Look through the lines below and extract any with the word "einschl".

· · ·

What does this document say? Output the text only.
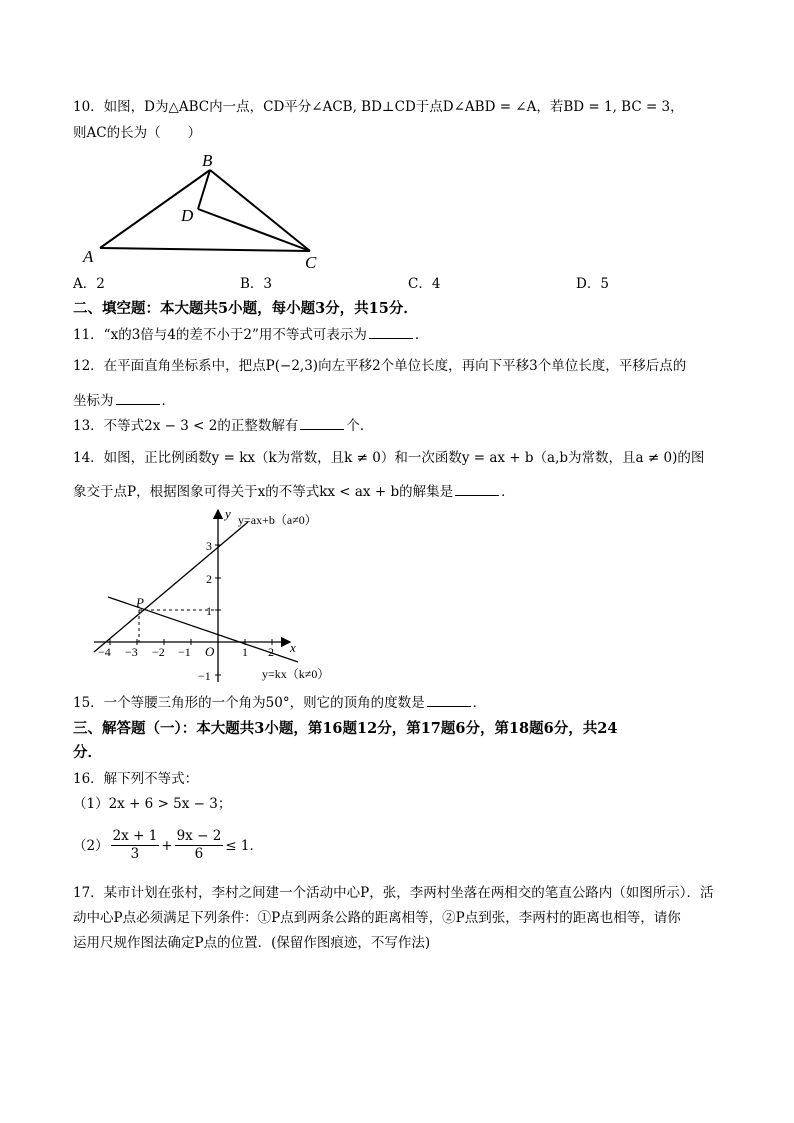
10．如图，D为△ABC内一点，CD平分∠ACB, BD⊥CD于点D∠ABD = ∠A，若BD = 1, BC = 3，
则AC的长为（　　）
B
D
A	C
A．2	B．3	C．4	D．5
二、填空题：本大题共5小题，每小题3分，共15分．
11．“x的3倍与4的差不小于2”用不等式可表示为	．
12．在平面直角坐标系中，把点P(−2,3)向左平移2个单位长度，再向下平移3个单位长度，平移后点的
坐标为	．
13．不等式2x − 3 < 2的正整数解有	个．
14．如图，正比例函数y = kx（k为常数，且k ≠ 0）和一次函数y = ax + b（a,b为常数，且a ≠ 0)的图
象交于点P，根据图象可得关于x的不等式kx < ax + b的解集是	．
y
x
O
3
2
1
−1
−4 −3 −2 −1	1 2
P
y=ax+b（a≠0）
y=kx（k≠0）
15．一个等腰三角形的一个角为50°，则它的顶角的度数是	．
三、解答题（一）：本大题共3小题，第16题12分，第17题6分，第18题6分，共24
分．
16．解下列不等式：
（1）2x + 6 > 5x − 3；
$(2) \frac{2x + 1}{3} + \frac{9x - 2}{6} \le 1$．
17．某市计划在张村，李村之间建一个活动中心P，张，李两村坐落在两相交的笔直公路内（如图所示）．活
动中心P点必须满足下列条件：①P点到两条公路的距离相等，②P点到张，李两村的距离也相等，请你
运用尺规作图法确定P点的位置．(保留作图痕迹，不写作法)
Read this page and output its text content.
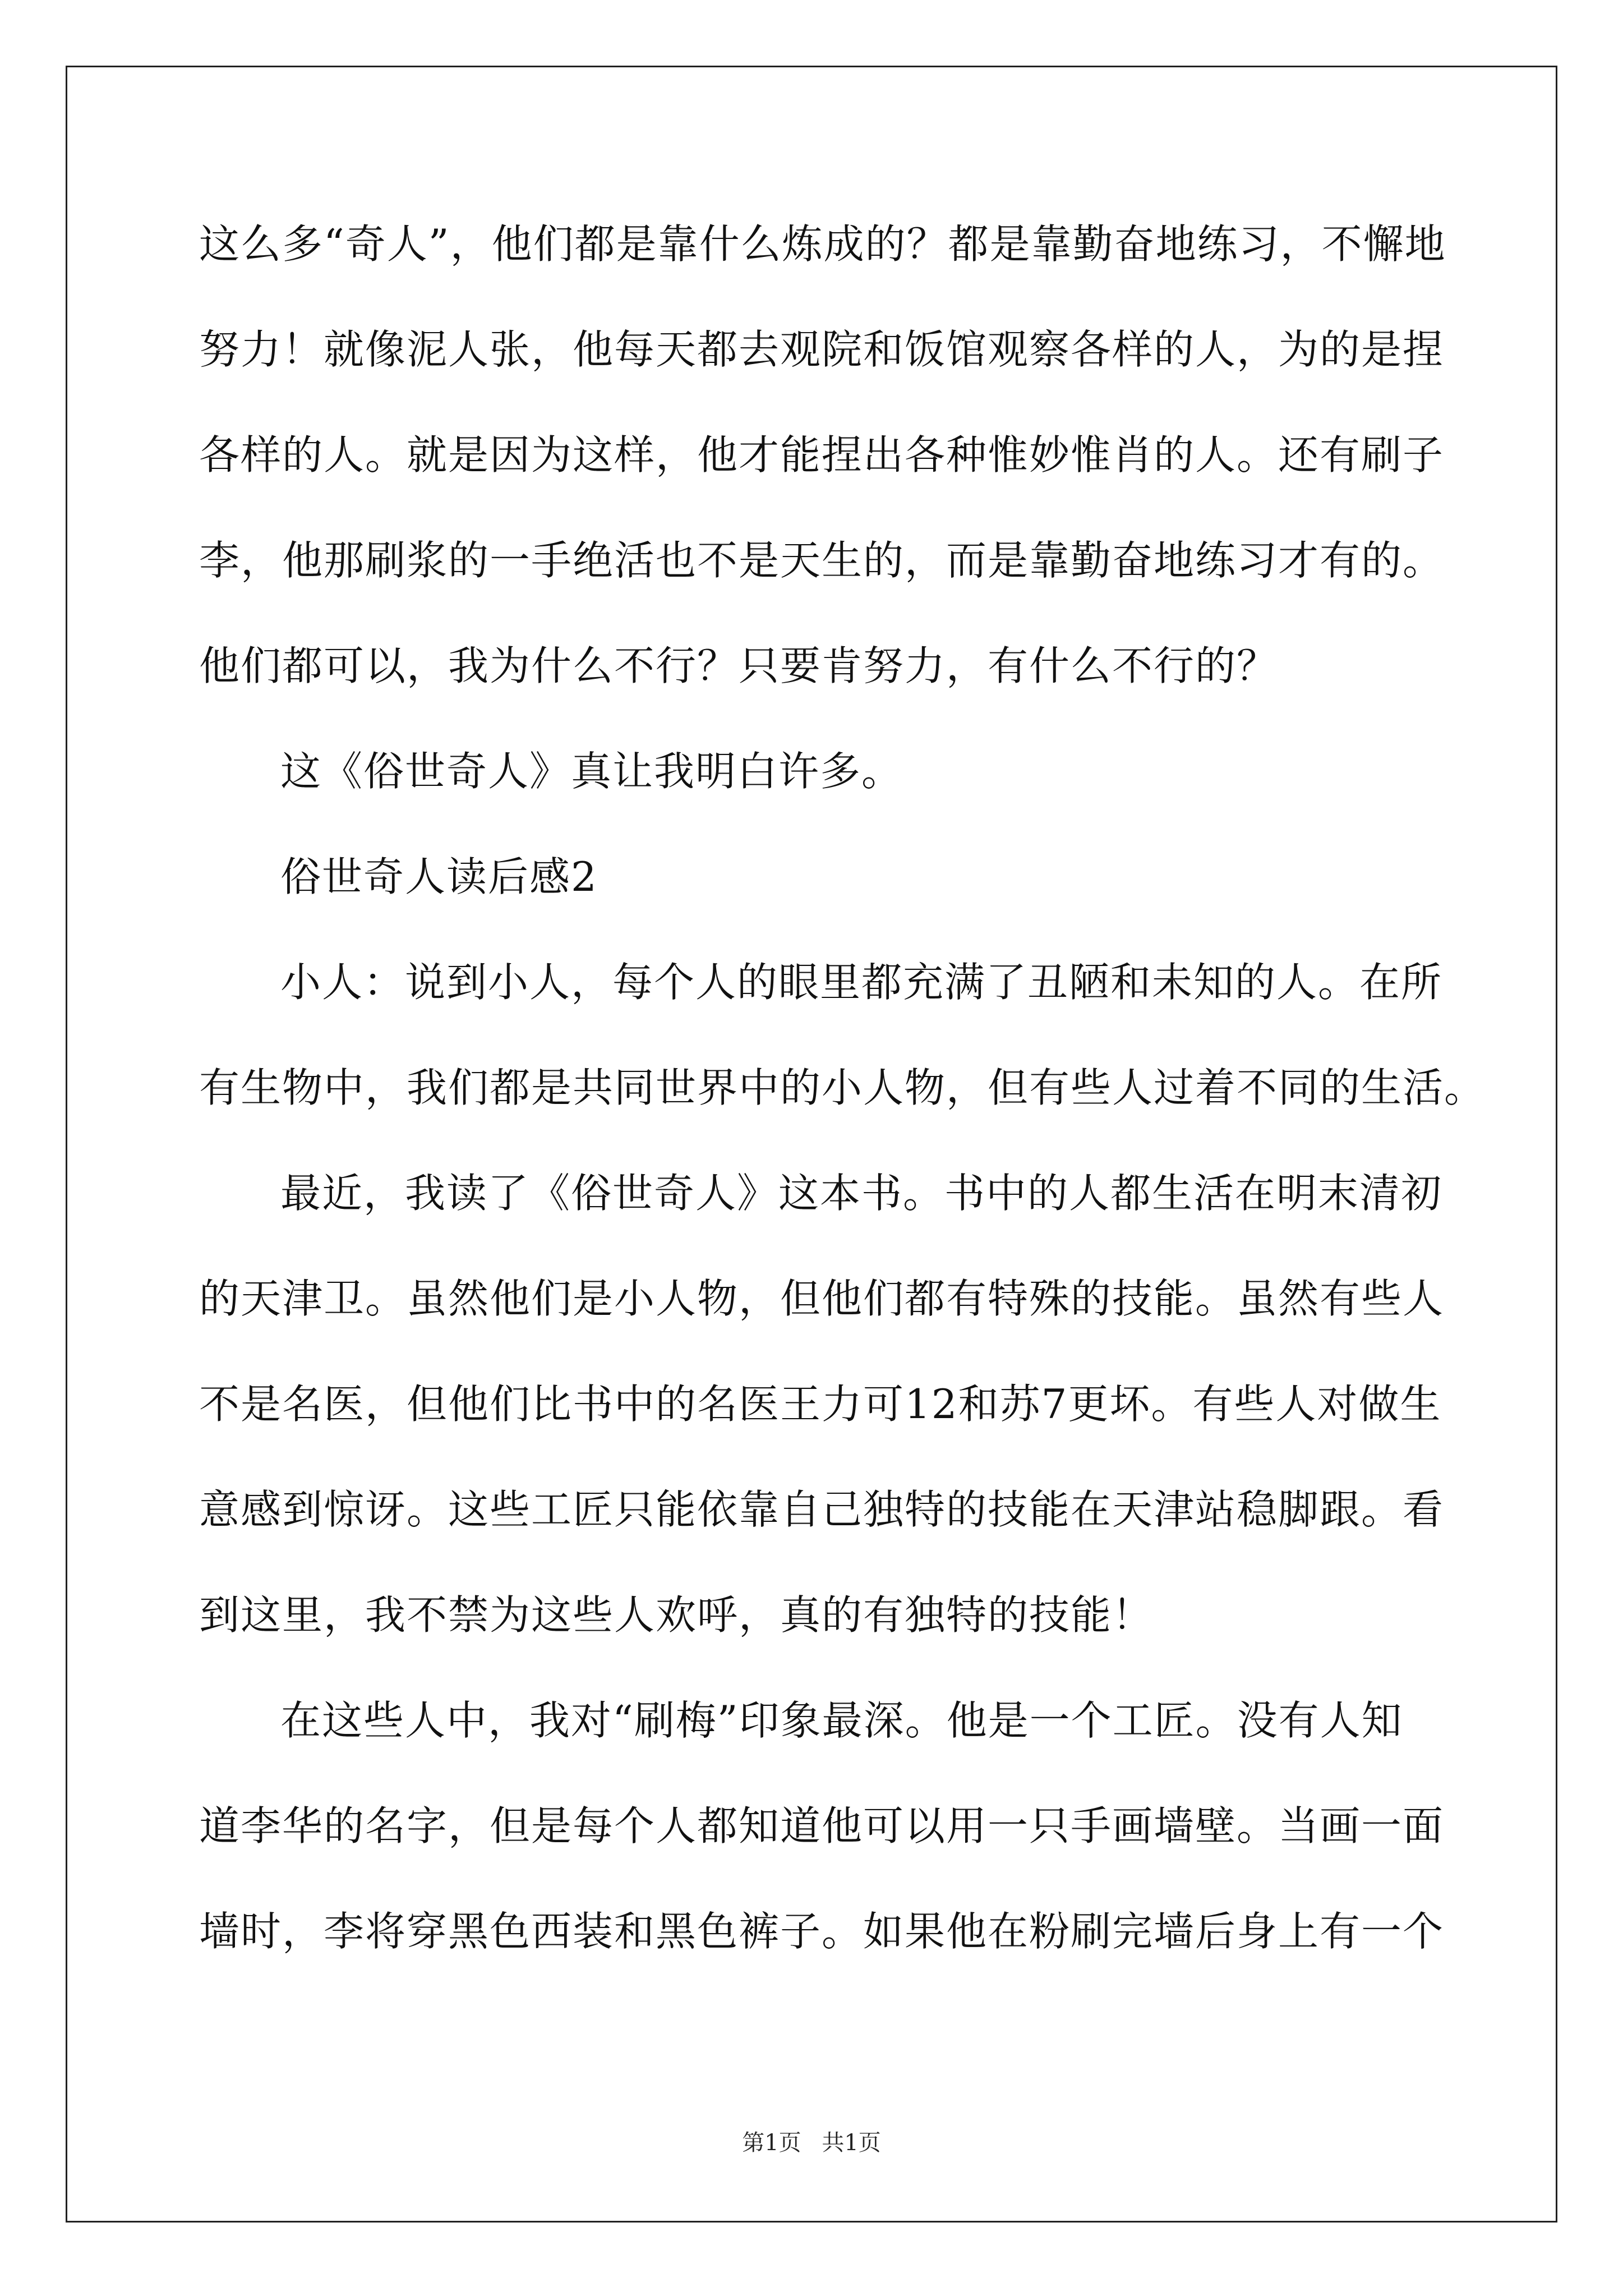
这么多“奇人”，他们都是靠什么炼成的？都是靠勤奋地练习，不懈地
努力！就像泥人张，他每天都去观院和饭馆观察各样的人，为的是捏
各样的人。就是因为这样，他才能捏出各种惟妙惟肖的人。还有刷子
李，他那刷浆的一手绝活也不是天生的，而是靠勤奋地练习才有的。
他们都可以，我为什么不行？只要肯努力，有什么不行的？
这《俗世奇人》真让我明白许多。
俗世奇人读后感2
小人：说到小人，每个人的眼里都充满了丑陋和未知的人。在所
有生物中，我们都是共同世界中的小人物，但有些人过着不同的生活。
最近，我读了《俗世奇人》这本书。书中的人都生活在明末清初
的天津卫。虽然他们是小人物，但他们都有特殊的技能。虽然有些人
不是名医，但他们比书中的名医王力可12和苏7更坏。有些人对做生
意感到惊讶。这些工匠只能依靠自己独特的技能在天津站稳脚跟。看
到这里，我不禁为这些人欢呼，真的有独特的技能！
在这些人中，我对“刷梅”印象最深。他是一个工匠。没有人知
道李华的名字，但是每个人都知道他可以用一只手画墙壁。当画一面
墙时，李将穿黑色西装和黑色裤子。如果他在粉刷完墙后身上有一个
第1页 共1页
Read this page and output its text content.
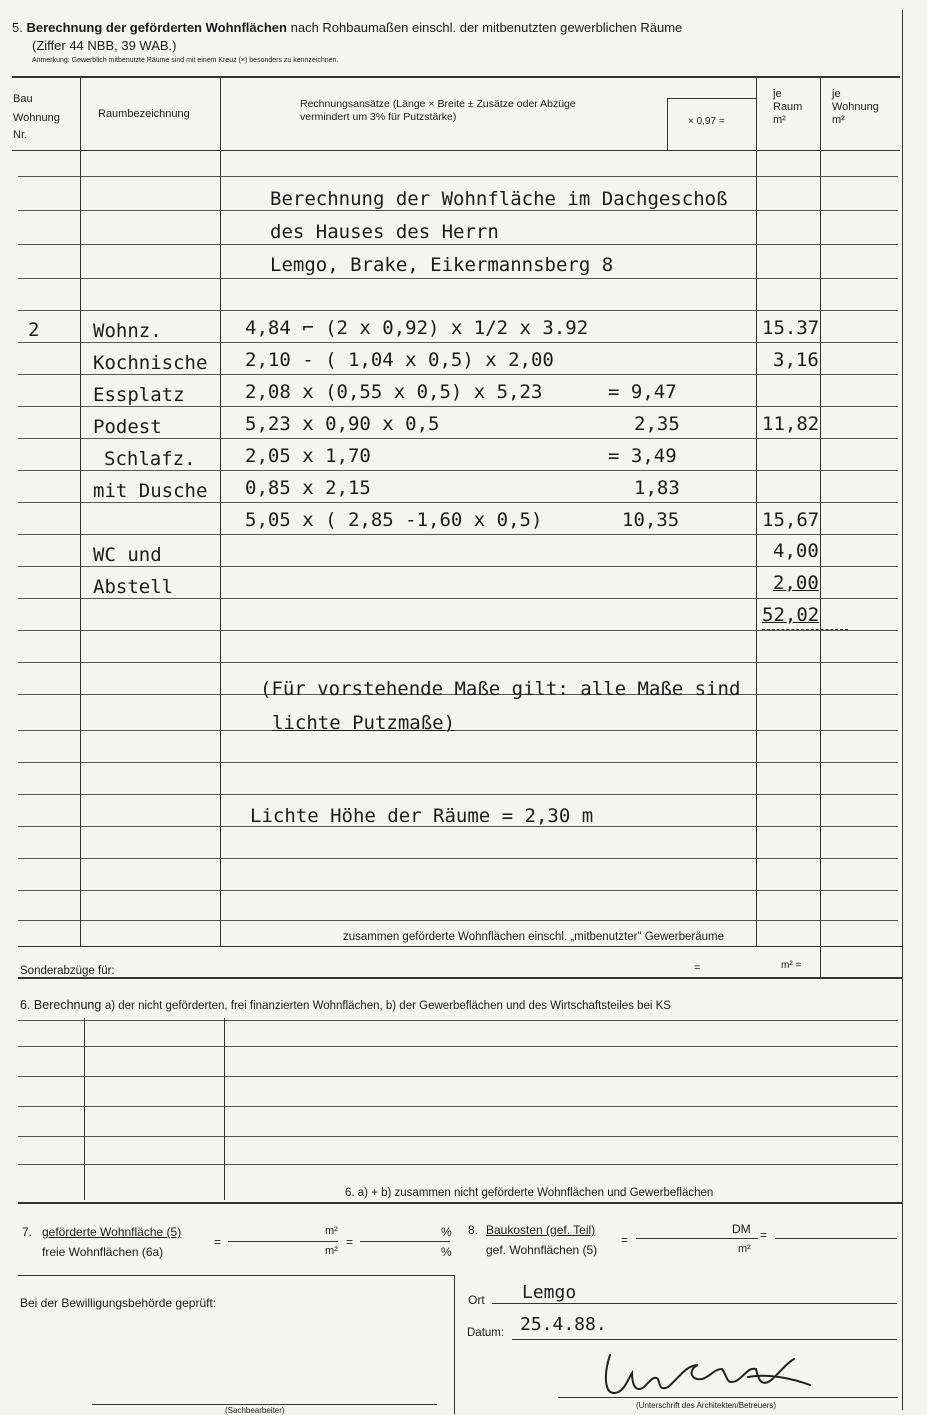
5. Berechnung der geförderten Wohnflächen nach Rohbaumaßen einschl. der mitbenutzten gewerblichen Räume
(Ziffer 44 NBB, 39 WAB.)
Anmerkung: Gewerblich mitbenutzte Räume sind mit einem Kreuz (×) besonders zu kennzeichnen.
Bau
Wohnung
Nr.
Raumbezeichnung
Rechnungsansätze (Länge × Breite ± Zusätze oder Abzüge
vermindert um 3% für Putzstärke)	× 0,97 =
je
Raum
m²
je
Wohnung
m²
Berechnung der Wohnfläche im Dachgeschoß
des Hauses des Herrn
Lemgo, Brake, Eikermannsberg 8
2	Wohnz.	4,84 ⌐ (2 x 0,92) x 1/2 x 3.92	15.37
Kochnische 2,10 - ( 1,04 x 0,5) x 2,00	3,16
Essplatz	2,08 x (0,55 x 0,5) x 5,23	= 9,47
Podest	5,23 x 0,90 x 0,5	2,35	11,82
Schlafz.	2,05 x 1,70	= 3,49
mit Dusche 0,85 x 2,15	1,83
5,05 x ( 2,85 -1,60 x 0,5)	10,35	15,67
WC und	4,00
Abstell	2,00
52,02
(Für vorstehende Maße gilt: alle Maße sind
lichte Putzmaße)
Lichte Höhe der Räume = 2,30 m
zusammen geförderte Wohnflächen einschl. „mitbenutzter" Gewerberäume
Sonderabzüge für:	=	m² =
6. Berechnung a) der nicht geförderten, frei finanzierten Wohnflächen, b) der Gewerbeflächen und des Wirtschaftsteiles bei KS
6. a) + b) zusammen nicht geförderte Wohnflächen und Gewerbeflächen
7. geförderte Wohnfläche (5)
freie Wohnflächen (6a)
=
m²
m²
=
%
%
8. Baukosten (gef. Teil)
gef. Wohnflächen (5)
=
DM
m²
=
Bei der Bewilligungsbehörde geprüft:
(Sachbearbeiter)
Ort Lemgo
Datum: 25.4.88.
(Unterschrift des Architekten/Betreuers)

· · ·

- Response for this exercise:
5. Berechnung der geförderten Wohnflächen nach Rohbaumaßen einschl. der mitbenutzten gewerblichen Räume
zusammen geförderte Wohnflächen einschl. „mitbenutzter" Gewerberäume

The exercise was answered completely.